### Job
Transcribe the listing that follows in full, omitting pictures.
──────── Given data
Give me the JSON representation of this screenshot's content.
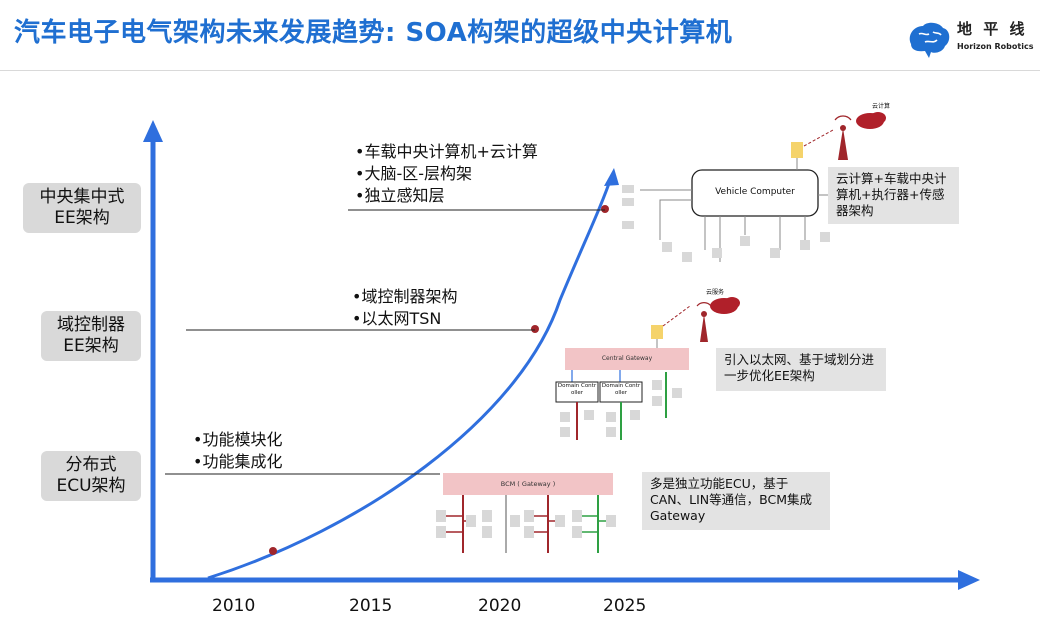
{
  "header": {
    "title": "汽车电子电气架构未来发展趋势: SOA构架的超级中央计算机",
    "logo_cn": "地 平 线",
    "logo_en": "Horizon Robotics"
  },
  "levels": [
    {
      "label_line1": "中央集中式",
      "label_line2": "EE架构"
    },
    {
      "label_line1": "域控制器",
      "label_line2": "EE架构"
    },
    {
      "label_line1": "分布式",
      "label_line2": "ECU架构"
    }
  ],
  "bullets": {
    "central": [
      "•车载中央计算机+云计算",
      "•大脑-区-层构架",
      "•独立感知层"
    ],
    "domain": [
      "•域控制器架构",
      "•以太网TSN"
    ],
    "distributed": [
      "•功能模块化",
      "•功能集成化"
    ]
  },
  "notes": {
    "central": "云计算+车载中央计算机+执行器+传感器架构",
    "domain": "引入以太网、基于域划分进一步优化EE架构",
    "distributed": "多是独立功能ECU，基于CAN、LIN等通信，BCM集成Gateway"
  },
  "diagrams": {
    "vehicle_computer": "Vehicle Computer",
    "cloud_top": "云计算",
    "cloud_mid": "云服务",
    "central_gateway": "Central Gateway",
    "domain_ctrl_1": "Domain Controller",
    "domain_ctrl_2": "Domain Controller",
    "bcm": "BCM ( Gateway )"
  },
  "years": [
    "2010",
    "2015",
    "2020",
    "2025"
  ],
  "colors": {
    "accent": "#1f6fd1",
    "curve": "#2f6fde",
    "marker": "#a0262b",
    "cloud": "#b0202a"
  }
}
────────────────
### Answer for this exercise
Give me the JSON representation of this screenshot's content.
{
  "header": {
    "title": "汽车电子电气架构未来发展趋势: SOA构架的超级中央计算机",
    "logo_cn": "地 平 线",
    "logo_en": "Horizon Robotics"
  },
  "levels": [
    {
      "label_line1": "中央集中式",
      "label_line2": "EE架构"
    },
    {
      "label_line1": "域控制器",
      "label_line2": "EE架构"
    },
    {
      "label_line1": "分布式",
      "label_line2": "ECU架构"
    }
  ],
  "bullets": {
    "central": [
      "•车载中央计算机+云计算",
      "•大脑-区-层构架",
      "•独立感知层"
    ],
    "domain": [
      "•域控制器架构",
      "•以太网TSN"
    ],
    "distributed": [
      "•功能模块化",
      "•功能集成化"
    ]
  },
  "notes": {
    "central": "云计算+车载中央计算机+执行器+传感器架构",
    "domain": "引入以太网、基于域划分进一步优化EE架构",
    "distributed": "多是独立功能ECU，基于CAN、LIN等通信，BCM集成Gateway"
  },
  "diagrams": {
    "vehicle_computer": "Vehicle Computer",
    "cloud_top": "云计算",
    "cloud_mid": "云服务",
    "central_gateway": "Central Gateway",
    "domain_ctrl_1": "Domain Controller",
    "domain_ctrl_2": "Domain Controller",
    "bcm": "BCM ( Gateway )"
  },
  "years": [
    "2010",
    "2015",
    "2020",
    "2025"
  ],
  "colors": {
    "accent": "#1f6fd1",
    "curve": "#2f6fde",
    "marker": "#a0262b",
    "cloud": "#b0202a"
  }
}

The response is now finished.